__EXERCISE INSTRUCTIONS__
Copy the data word for word from the very first line down to and including the line with "field-cell xyxy=(357,462,362,468)", and nothing past it.

┌──

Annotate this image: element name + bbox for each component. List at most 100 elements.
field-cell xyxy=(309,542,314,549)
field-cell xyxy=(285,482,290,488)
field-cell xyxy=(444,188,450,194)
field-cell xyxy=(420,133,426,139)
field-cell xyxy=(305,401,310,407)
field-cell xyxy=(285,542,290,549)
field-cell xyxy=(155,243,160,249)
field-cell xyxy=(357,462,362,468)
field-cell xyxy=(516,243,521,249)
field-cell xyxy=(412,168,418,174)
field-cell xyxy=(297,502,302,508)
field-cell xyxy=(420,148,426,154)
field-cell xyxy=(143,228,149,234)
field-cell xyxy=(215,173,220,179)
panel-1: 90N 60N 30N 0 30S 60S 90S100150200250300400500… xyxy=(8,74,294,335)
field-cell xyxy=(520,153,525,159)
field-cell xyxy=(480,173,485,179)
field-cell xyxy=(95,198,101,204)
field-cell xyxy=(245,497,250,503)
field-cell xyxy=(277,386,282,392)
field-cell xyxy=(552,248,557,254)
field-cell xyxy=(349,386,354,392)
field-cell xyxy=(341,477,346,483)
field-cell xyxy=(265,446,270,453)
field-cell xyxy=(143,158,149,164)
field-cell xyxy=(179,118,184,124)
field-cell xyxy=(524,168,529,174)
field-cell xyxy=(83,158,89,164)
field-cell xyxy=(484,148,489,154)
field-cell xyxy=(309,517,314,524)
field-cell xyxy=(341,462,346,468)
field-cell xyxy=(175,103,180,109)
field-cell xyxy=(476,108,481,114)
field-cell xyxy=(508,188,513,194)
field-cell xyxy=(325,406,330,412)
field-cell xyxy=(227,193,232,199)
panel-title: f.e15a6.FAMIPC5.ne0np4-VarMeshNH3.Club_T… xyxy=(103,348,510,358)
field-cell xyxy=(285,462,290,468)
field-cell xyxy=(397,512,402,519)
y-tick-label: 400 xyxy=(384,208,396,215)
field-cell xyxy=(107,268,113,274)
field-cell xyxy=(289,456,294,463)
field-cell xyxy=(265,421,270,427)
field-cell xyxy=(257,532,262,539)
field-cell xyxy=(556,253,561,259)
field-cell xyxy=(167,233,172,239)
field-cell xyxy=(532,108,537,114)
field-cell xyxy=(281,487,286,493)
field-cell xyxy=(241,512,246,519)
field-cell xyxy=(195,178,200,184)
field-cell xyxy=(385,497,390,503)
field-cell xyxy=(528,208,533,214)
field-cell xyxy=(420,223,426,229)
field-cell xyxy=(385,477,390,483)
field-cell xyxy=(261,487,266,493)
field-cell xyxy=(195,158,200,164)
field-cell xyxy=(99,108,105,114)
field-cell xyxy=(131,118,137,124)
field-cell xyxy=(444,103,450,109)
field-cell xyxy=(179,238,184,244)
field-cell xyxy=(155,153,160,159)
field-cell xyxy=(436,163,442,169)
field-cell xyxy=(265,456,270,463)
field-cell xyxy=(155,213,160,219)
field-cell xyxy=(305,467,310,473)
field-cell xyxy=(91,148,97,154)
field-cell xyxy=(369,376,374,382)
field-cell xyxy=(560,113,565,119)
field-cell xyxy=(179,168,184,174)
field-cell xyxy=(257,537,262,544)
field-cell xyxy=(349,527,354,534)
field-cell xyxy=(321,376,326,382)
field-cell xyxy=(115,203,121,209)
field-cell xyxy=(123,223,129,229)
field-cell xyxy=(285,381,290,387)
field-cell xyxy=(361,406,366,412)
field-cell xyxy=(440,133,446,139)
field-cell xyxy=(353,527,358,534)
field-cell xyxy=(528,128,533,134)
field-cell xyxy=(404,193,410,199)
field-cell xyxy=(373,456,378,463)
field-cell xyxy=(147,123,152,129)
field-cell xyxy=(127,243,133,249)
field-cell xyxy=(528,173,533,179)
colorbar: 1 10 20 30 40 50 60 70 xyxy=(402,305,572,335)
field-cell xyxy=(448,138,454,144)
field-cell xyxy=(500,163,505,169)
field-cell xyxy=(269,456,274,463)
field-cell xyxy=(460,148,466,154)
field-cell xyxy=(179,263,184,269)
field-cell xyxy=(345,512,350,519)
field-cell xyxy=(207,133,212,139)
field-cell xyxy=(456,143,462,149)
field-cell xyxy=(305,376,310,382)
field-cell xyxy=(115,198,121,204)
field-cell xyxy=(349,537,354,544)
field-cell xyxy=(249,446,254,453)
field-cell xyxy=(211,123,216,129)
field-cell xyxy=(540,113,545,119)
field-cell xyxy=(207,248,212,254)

└──

__ANSWER TO THIS TASK__
Annotate this image: element name + bbox for each component. List at most 100 elements.
field-cell xyxy=(309,542,314,549)
field-cell xyxy=(285,482,290,488)
field-cell xyxy=(444,188,450,194)
field-cell xyxy=(420,133,426,139)
field-cell xyxy=(305,401,310,407)
field-cell xyxy=(285,542,290,549)
field-cell xyxy=(155,243,160,249)
field-cell xyxy=(357,462,362,468)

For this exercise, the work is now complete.